## START

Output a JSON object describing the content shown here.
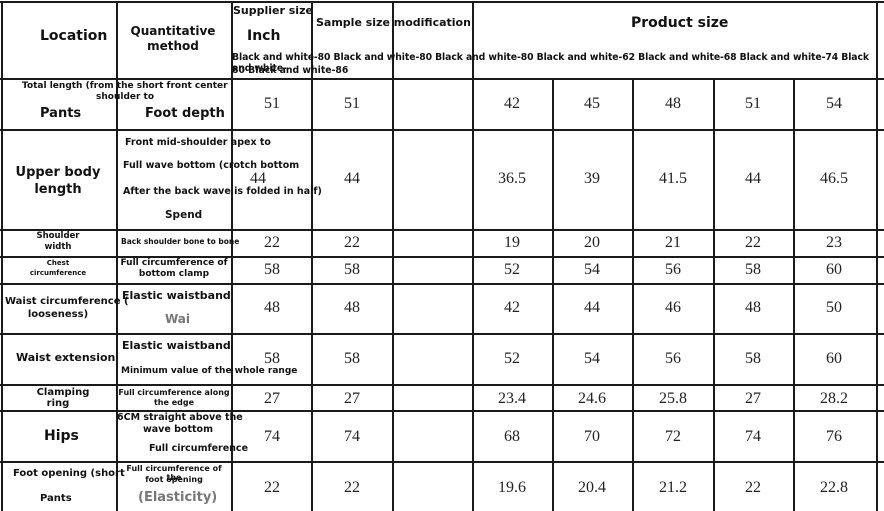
{
  "header": {
    "location": "Location",
    "method": "Quantitative method",
    "supplier_size": "Supplier size",
    "inch": "Inch",
    "sample_mod": "Sample size modification",
    "product_size": "Product size",
    "sizes_line1": "Black and white-80 Black and white-80 Black and white-80 Black and white-62 Black and white-68 Black and white-74 Black and white-",
    "sizes_line2": "80 Black and white-86"
  },
  "rows": [
    {
      "loc": [
        "Total length (from the short front center",
        "shoulder to",
        "Pants"
      ],
      "method": [
        "Foot depth"
      ],
      "supplier": "51",
      "sample": "51",
      "product": [
        "42",
        "45",
        "48",
        "51",
        "54"
      ]
    },
    {
      "loc": [
        "Upper body",
        "length"
      ],
      "method": [
        "Front mid-shoulder apex to",
        "Full wave bottom (crotch bottom",
        "After the back wave is folded in half)",
        "Spend"
      ],
      "supplier": "44",
      "sample": "44",
      "product": [
        "36.5",
        "39",
        "41.5",
        "44",
        "46.5"
      ]
    },
    {
      "loc": [
        "Shoulder",
        "width"
      ],
      "method": [
        "Back shoulder bone to bone"
      ],
      "supplier": "22",
      "sample": "22",
      "product": [
        "19",
        "20",
        "21",
        "22",
        "23"
      ]
    },
    {
      "loc": [
        "Chest",
        "circumference"
      ],
      "method": [
        "Full circumference of",
        "bottom clamp"
      ],
      "supplier": "58",
      "sample": "58",
      "product": [
        "52",
        "54",
        "56",
        "58",
        "60"
      ]
    },
    {
      "loc": [
        "Waist circumference (",
        "looseness)"
      ],
      "method": [
        "Elastic waistband",
        "Wai"
      ],
      "supplier": "48",
      "sample": "48",
      "product": [
        "42",
        "44",
        "46",
        "48",
        "50"
      ]
    },
    {
      "loc": [
        "Waist extension"
      ],
      "method": [
        "Elastic waistband",
        "Minimum value of the whole range"
      ],
      "supplier": "58",
      "sample": "58",
      "product": [
        "52",
        "54",
        "56",
        "58",
        "60"
      ]
    },
    {
      "loc": [
        "Clamping",
        "ring"
      ],
      "method": [
        "Full circumference along",
        "the edge"
      ],
      "supplier": "27",
      "sample": "27",
      "product": [
        "23.4",
        "24.6",
        "25.8",
        "27",
        "28.2"
      ]
    },
    {
      "loc": [
        "Hips"
      ],
      "method": [
        "6CM straight above the",
        "wave bottom",
        "Full circumference"
      ],
      "supplier": "74",
      "sample": "74",
      "product": [
        "68",
        "70",
        "72",
        "74",
        "76"
      ]
    },
    {
      "loc": [
        "Foot opening (short",
        "Pants"
      ],
      "method": [
        "Full circumference of the",
        "foot opening",
        "(Elasticity)"
      ],
      "supplier": "22",
      "sample": "22",
      "product": [
        "19.6",
        "20.4",
        "21.2",
        "22",
        "22.8"
      ]
    }
  ]
}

## END

* _Exercise objective_: Make an exact copy of the records above, with the pictures left out.

* _Exercise output_:
Output a JSON object describing the content shown here.
{
  "header": {
    "location": "Location",
    "method": "Quantitative method",
    "supplier_size": "Supplier size",
    "inch": "Inch",
    "sample_mod": "Sample size modification",
    "product_size": "Product size",
    "sizes_line1": "Black and white-80 Black and white-80 Black and white-80 Black and white-62 Black and white-68 Black and white-74 Black and white-",
    "sizes_line2": "80 Black and white-86"
  },
  "rows": [
    {
      "loc": [
        "Total length (from the short front center",
        "shoulder to",
        "Pants"
      ],
      "method": [
        "Foot depth"
      ],
      "supplier": "51",
      "sample": "51",
      "product": [
        "42",
        "45",
        "48",
        "51",
        "54"
      ]
    },
    {
      "loc": [
        "Upper body",
        "length"
      ],
      "method": [
        "Front mid-shoulder apex to",
        "Full wave bottom (crotch bottom",
        "After the back wave is folded in half)",
        "Spend"
      ],
      "supplier": "44",
      "sample": "44",
      "product": [
        "36.5",
        "39",
        "41.5",
        "44",
        "46.5"
      ]
    },
    {
      "loc": [
        "Shoulder",
        "width"
      ],
      "method": [
        "Back shoulder bone to bone"
      ],
      "supplier": "22",
      "sample": "22",
      "product": [
        "19",
        "20",
        "21",
        "22",
        "23"
      ]
    },
    {
      "loc": [
        "Chest",
        "circumference"
      ],
      "method": [
        "Full circumference of",
        "bottom clamp"
      ],
      "supplier": "58",
      "sample": "58",
      "product": [
        "52",
        "54",
        "56",
        "58",
        "60"
      ]
    },
    {
      "loc": [
        "Waist circumference (",
        "looseness)"
      ],
      "method": [
        "Elastic waistband",
        "Wai"
      ],
      "supplier": "48",
      "sample": "48",
      "product": [
        "42",
        "44",
        "46",
        "48",
        "50"
      ]
    },
    {
      "loc": [
        "Waist extension"
      ],
      "method": [
        "Elastic waistband",
        "Minimum value of the whole range"
      ],
      "supplier": "58",
      "sample": "58",
      "product": [
        "52",
        "54",
        "56",
        "58",
        "60"
      ]
    },
    {
      "loc": [
        "Clamping",
        "ring"
      ],
      "method": [
        "Full circumference along",
        "the edge"
      ],
      "supplier": "27",
      "sample": "27",
      "product": [
        "23.4",
        "24.6",
        "25.8",
        "27",
        "28.2"
      ]
    },
    {
      "loc": [
        "Hips"
      ],
      "method": [
        "6CM straight above the",
        "wave bottom",
        "Full circumference"
      ],
      "supplier": "74",
      "sample": "74",
      "product": [
        "68",
        "70",
        "72",
        "74",
        "76"
      ]
    },
    {
      "loc": [
        "Foot opening (short",
        "Pants"
      ],
      "method": [
        "Full circumference of the",
        "foot opening",
        "(Elasticity)"
      ],
      "supplier": "22",
      "sample": "22",
      "product": [
        "19.6",
        "20.4",
        "21.2",
        "22",
        "22.8"
      ]
    }
  ]
}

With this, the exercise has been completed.